**Task item:** Go line by line through the data below and work out how many lines contain "huyết"; the answer is that number alone.

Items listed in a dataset
______

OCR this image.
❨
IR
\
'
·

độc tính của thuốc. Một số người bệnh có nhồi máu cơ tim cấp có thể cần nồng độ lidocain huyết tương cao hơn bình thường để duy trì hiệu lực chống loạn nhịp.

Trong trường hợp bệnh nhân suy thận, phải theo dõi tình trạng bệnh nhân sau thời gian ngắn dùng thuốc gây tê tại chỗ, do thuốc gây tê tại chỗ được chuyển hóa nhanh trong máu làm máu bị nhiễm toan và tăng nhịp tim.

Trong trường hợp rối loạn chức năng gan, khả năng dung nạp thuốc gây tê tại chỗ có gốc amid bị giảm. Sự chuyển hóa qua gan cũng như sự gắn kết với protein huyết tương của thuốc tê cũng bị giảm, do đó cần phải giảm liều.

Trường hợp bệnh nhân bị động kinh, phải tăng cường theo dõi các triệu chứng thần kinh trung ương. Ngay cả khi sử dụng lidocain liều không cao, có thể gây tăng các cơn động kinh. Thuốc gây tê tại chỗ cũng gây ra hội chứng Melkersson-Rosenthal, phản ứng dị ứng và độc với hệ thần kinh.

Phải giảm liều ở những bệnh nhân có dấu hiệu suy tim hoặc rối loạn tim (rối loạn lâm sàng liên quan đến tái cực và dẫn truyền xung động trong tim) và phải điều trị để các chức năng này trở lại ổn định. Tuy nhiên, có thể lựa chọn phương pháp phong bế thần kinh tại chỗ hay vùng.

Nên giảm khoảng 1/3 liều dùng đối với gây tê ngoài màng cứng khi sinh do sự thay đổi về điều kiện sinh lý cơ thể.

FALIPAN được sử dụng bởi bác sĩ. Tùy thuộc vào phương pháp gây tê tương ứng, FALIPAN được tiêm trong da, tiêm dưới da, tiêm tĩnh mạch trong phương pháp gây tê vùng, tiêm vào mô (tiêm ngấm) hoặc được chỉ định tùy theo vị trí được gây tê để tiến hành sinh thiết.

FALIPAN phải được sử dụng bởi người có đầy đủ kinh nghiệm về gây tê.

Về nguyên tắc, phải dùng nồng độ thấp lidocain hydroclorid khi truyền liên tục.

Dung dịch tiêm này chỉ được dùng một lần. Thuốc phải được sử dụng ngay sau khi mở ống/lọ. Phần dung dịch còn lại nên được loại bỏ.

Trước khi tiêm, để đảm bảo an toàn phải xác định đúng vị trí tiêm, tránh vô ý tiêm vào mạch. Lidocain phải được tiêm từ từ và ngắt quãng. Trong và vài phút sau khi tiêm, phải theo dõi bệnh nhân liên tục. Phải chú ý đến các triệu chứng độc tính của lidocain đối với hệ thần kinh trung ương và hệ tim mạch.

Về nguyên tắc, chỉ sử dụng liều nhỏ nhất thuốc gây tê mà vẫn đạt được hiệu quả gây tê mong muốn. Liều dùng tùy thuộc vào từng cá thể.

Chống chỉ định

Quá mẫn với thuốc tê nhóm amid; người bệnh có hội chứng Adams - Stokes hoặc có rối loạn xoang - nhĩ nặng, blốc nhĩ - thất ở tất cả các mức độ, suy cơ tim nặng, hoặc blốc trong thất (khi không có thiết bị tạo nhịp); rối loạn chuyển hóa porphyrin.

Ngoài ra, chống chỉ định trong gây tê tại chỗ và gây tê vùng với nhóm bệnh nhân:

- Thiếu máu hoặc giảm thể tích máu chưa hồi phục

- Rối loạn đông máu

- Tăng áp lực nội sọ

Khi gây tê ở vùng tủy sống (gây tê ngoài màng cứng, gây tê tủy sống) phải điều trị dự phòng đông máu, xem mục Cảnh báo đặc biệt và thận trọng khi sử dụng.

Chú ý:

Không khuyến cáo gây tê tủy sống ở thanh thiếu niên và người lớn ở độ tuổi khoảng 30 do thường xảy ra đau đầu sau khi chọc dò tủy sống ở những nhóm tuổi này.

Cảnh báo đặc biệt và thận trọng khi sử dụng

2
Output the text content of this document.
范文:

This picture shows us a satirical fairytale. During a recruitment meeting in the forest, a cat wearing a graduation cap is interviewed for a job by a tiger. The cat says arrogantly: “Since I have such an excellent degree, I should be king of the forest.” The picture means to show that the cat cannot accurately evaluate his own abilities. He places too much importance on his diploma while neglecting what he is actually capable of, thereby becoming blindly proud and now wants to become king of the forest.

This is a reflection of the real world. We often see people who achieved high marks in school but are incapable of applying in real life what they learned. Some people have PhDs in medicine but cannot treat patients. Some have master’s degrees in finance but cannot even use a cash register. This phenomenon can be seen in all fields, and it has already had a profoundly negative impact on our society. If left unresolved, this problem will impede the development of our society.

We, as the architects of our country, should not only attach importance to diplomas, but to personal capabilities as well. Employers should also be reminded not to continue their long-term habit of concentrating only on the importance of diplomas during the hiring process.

______

**Solution to the problem:** 2